TASK TO CARRY OUT => Say how many lines in the records include the string "спящаго", adding no other words.

——————————

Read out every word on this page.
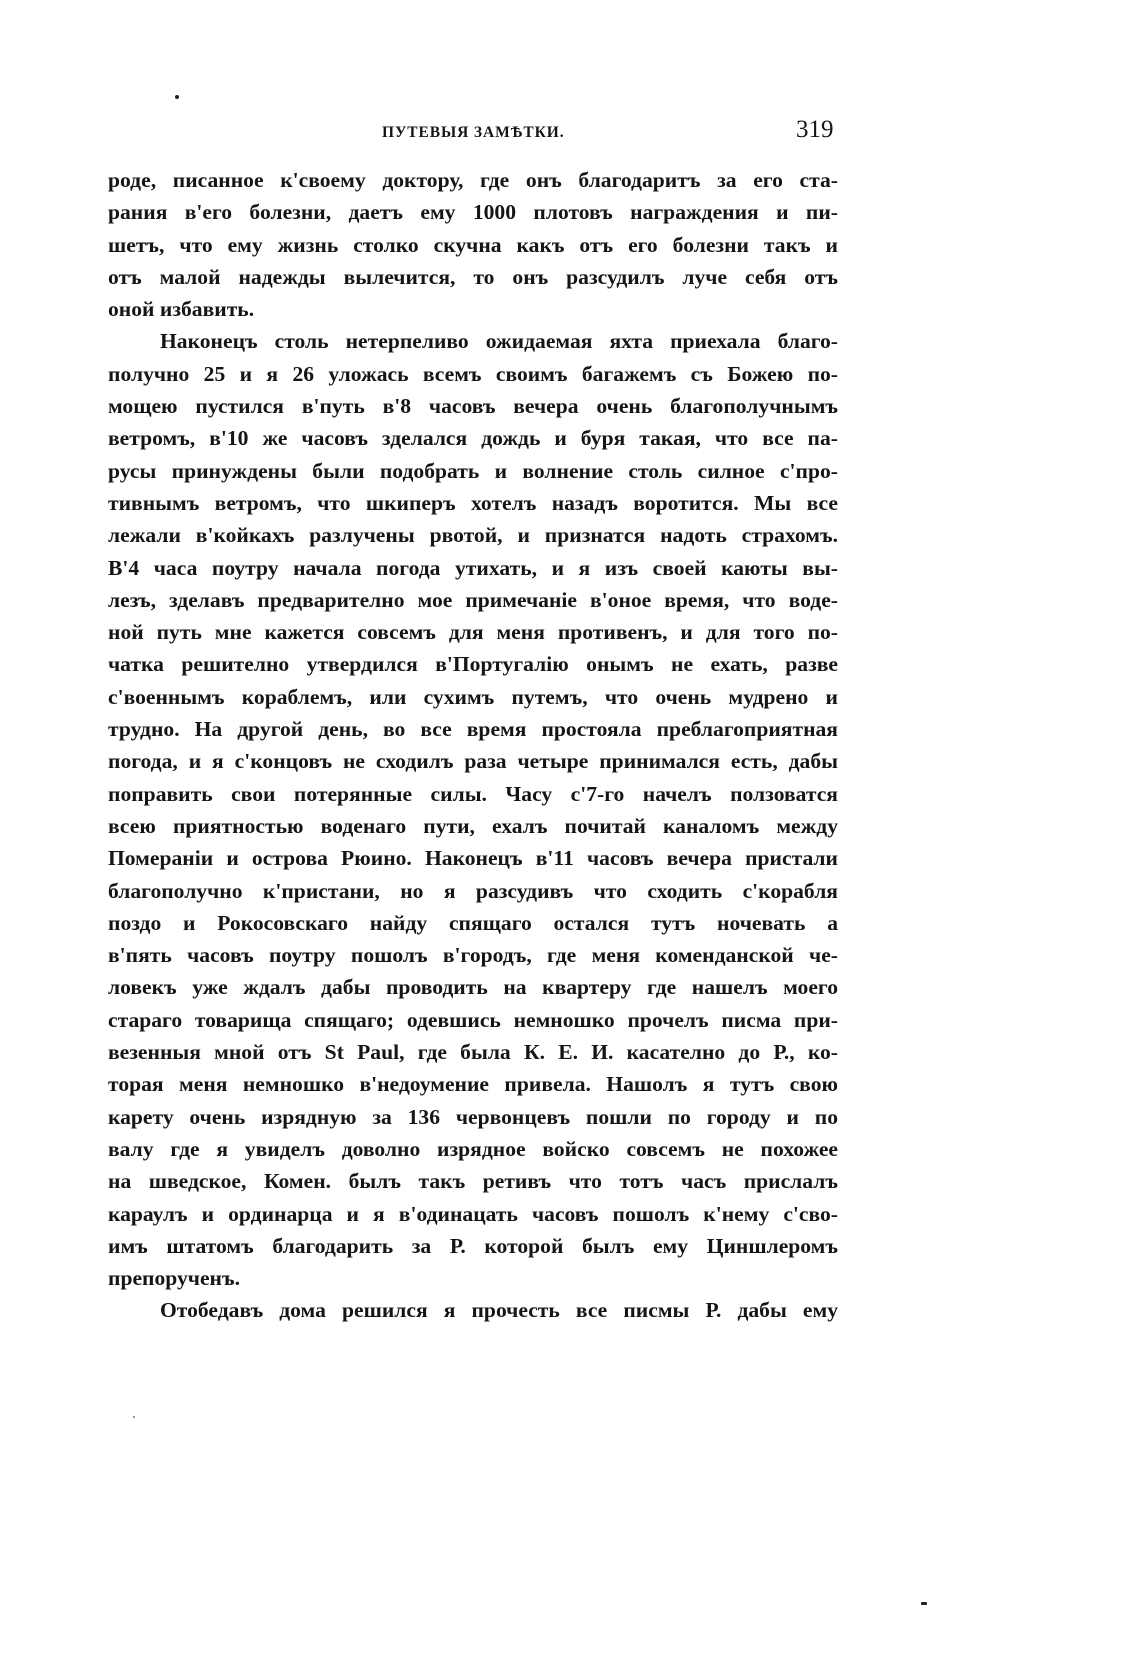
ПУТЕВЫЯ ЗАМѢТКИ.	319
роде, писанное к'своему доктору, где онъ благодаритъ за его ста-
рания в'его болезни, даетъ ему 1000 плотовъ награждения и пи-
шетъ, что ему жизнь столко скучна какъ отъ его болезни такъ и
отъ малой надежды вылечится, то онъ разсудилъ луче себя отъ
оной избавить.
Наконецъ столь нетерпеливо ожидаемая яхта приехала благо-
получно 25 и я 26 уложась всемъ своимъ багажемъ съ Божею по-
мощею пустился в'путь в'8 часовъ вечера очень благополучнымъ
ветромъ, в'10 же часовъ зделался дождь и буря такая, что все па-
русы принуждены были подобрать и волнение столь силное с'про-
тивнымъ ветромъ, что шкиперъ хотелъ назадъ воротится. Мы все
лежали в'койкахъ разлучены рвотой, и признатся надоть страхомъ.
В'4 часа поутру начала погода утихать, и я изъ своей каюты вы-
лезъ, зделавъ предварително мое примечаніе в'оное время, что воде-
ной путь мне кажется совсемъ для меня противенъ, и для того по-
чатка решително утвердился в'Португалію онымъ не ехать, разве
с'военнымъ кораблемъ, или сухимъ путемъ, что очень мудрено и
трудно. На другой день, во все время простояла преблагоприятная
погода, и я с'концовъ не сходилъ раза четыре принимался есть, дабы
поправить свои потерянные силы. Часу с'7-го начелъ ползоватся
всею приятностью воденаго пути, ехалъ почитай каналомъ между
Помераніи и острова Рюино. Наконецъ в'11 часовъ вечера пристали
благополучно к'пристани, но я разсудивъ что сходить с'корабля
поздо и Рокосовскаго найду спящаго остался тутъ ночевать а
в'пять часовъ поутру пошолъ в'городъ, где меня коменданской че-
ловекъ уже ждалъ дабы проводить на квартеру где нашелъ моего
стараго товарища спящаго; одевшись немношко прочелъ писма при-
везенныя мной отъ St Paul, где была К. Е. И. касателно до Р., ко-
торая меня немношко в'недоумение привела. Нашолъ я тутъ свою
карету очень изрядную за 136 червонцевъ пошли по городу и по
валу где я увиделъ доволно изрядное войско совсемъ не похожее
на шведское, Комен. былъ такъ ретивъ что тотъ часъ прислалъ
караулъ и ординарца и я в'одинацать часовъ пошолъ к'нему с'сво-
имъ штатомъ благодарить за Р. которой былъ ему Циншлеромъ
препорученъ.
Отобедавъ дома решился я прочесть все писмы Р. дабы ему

——————————

FINISHED EXERCISE => 2